Records

*****

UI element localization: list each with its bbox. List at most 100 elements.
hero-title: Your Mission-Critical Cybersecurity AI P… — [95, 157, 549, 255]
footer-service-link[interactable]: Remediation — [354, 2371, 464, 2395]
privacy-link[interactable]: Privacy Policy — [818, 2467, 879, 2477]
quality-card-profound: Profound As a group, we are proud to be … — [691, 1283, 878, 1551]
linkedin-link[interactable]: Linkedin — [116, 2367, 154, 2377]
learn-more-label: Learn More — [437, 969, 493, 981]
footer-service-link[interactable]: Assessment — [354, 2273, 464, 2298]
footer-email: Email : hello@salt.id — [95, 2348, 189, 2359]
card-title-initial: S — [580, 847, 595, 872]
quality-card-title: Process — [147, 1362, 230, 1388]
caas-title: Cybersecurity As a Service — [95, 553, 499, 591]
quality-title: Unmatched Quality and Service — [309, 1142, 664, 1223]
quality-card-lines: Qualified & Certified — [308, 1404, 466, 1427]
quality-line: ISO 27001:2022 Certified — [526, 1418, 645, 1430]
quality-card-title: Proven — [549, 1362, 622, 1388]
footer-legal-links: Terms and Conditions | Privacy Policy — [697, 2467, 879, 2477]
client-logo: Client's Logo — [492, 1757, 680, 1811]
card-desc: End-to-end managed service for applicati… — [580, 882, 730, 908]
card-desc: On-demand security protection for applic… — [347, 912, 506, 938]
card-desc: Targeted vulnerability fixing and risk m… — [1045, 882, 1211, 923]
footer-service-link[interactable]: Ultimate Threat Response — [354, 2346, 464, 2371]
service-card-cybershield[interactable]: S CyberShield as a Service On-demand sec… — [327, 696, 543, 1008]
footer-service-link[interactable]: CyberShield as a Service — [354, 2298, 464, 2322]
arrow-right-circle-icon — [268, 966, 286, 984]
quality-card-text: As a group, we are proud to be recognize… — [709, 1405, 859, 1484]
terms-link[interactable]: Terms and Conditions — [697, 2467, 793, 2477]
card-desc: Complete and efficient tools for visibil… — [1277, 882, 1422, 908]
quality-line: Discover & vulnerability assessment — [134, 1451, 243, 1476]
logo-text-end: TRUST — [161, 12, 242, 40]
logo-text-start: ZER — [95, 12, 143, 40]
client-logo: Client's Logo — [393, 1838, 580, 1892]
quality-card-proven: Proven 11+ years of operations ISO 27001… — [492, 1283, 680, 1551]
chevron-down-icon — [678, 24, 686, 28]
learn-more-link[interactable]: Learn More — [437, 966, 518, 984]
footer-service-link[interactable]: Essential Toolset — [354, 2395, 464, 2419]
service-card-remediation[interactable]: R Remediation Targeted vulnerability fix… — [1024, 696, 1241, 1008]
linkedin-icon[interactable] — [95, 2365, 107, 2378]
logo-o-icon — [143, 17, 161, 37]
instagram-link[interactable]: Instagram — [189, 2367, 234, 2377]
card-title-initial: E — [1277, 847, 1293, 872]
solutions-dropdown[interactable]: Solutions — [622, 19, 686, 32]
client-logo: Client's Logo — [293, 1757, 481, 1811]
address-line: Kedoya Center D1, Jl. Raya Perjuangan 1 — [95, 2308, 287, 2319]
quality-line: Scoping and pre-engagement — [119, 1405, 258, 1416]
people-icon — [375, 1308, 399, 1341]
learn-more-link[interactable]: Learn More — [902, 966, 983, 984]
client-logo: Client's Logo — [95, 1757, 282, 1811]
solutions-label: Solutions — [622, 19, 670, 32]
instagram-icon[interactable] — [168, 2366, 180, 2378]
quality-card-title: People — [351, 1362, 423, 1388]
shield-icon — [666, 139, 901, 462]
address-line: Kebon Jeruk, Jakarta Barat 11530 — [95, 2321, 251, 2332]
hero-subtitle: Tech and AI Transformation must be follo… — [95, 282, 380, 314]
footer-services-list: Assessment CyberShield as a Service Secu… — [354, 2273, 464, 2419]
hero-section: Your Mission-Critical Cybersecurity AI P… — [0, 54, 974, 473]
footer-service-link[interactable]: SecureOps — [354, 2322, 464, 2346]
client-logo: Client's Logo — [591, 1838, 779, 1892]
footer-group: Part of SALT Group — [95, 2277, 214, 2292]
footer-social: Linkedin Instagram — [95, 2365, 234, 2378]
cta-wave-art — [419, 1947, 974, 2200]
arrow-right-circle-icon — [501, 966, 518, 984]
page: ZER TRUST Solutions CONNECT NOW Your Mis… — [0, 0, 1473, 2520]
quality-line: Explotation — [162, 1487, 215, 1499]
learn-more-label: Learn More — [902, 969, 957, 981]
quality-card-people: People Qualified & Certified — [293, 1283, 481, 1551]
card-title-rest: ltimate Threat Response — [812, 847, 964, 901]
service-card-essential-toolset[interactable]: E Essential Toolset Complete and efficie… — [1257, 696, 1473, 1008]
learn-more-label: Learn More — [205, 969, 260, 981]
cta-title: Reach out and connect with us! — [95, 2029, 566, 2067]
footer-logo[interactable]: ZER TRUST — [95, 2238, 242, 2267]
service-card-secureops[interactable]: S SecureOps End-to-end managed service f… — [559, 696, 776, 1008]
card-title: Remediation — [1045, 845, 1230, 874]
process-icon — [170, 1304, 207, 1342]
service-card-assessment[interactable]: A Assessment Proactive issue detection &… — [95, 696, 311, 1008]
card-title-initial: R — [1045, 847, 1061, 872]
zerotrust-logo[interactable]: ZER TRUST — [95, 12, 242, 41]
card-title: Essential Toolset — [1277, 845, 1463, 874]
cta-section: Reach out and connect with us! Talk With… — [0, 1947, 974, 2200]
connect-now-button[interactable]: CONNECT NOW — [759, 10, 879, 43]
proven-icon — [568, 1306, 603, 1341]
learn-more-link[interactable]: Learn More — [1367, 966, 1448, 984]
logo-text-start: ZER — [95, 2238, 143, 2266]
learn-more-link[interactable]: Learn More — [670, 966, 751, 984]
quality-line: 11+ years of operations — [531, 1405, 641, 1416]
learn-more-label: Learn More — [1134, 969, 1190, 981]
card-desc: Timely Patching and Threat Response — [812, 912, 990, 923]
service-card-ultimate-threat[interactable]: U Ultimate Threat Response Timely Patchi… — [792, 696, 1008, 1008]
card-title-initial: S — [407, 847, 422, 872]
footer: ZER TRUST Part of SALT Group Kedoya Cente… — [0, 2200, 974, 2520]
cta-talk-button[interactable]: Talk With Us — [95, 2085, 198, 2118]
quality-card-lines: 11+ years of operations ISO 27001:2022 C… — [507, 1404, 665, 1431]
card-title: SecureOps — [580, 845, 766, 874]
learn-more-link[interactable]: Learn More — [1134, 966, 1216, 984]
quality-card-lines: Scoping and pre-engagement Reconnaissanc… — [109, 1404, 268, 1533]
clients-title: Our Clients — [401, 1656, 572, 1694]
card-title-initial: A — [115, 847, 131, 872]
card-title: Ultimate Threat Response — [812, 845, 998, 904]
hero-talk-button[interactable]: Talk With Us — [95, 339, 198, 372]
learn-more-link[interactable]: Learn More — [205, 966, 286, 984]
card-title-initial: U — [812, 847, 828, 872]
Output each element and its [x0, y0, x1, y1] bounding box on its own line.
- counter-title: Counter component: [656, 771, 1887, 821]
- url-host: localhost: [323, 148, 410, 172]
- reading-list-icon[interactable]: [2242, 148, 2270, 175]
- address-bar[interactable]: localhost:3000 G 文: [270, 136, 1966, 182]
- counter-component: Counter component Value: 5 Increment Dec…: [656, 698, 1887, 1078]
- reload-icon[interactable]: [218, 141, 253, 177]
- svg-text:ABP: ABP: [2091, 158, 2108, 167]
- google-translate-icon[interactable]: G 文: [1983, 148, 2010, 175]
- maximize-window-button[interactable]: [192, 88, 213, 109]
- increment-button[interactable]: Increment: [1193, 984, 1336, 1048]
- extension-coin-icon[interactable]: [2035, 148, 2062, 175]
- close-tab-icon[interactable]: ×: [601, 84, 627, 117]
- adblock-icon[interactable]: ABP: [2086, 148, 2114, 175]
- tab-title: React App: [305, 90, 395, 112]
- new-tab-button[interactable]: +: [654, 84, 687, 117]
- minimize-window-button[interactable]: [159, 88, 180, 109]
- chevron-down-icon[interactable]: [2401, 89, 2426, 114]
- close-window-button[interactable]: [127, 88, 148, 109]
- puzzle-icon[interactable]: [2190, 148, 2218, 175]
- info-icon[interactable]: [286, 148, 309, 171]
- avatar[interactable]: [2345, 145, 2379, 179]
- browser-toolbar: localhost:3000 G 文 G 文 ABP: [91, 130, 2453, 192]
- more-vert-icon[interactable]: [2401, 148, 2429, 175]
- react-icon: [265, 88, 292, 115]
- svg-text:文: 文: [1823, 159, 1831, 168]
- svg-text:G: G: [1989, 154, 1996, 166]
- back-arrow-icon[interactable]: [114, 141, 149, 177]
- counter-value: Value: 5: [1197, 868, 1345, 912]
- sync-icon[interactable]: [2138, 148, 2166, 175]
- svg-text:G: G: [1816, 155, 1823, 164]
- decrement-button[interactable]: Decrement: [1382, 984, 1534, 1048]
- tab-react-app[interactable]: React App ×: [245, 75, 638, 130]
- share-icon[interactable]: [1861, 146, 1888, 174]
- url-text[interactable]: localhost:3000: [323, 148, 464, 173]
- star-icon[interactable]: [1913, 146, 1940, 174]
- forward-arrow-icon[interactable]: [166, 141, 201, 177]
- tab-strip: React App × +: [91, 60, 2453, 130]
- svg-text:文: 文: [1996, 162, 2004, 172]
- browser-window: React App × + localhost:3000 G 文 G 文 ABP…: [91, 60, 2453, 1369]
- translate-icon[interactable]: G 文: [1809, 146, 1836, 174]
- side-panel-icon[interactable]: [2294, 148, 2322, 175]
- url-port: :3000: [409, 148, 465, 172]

*****

WHAT THE EXERCISE ASKS ▸
Reproduce, word for word, every line of the records from the very first one through the line holding "chevron-down-icon — [678, 24, 686, 28]", inclusive.

WRITTEN RESPONSE ▸
UI element localization: list each with its bbox. List at most 100 elements.
hero-title: Your Mission-Critical Cybersecurity AI P… — [95, 157, 549, 255]
footer-service-link[interactable]: Remediation — [354, 2371, 464, 2395]
privacy-link[interactable]: Privacy Policy — [818, 2467, 879, 2477]
quality-card-profound: Profound As a group, we are proud to be … — [691, 1283, 878, 1551]
linkedin-link[interactable]: Linkedin — [116, 2367, 154, 2377]
learn-more-label: Learn More — [437, 969, 493, 981]
footer-service-link[interactable]: Assessment — [354, 2273, 464, 2298]
footer-email: Email : hello@salt.id — [95, 2348, 189, 2359]
card-title-initial: S — [580, 847, 595, 872]
quality-card-title: Process — [147, 1362, 230, 1388]
caas-title: Cybersecurity As a Service — [95, 553, 499, 591]
quality-title: Unmatched Quality and Service — [309, 1142, 664, 1223]
quality-card-lines: Qualified & Certified — [308, 1404, 466, 1427]
quality-line: ISO 27001:2022 Certified — [526, 1418, 645, 1430]
quality-card-title: Proven — [549, 1362, 622, 1388]
footer-legal-links: Terms and Conditions | Privacy Policy — [697, 2467, 879, 2477]
client-logo: Client's Logo — [492, 1757, 680, 1811]
card-desc: End-to-end managed service for applicati… — [580, 882, 730, 908]
card-desc: On-demand security protection for applic… — [347, 912, 506, 938]
card-desc: Targeted vulnerability fixing and risk m… — [1045, 882, 1211, 923]
footer-service-link[interactable]: Ultimate Threat Response — [354, 2346, 464, 2371]
service-card-cybershield[interactable]: S CyberShield as a Service On-demand sec… — [327, 696, 543, 1008]
footer-service-link[interactable]: CyberShield as a Service — [354, 2298, 464, 2322]
arrow-right-circle-icon — [268, 966, 286, 984]
quality-card-text: As a group, we are proud to be recognize… — [709, 1405, 859, 1484]
terms-link[interactable]: Terms and Conditions — [697, 2467, 793, 2477]
card-desc: Complete and efficient tools for visibil… — [1277, 882, 1422, 908]
quality-line: Discover & vulnerability assessment — [134, 1451, 243, 1476]
logo-text-end: TRUST — [161, 12, 242, 40]
logo-text-start: ZER — [95, 12, 143, 40]
client-logo: Client's Logo — [393, 1838, 580, 1892]
quality-card-proven: Proven 11+ years of operations ISO 27001… — [492, 1283, 680, 1551]
chevron-down-icon — [678, 24, 686, 28]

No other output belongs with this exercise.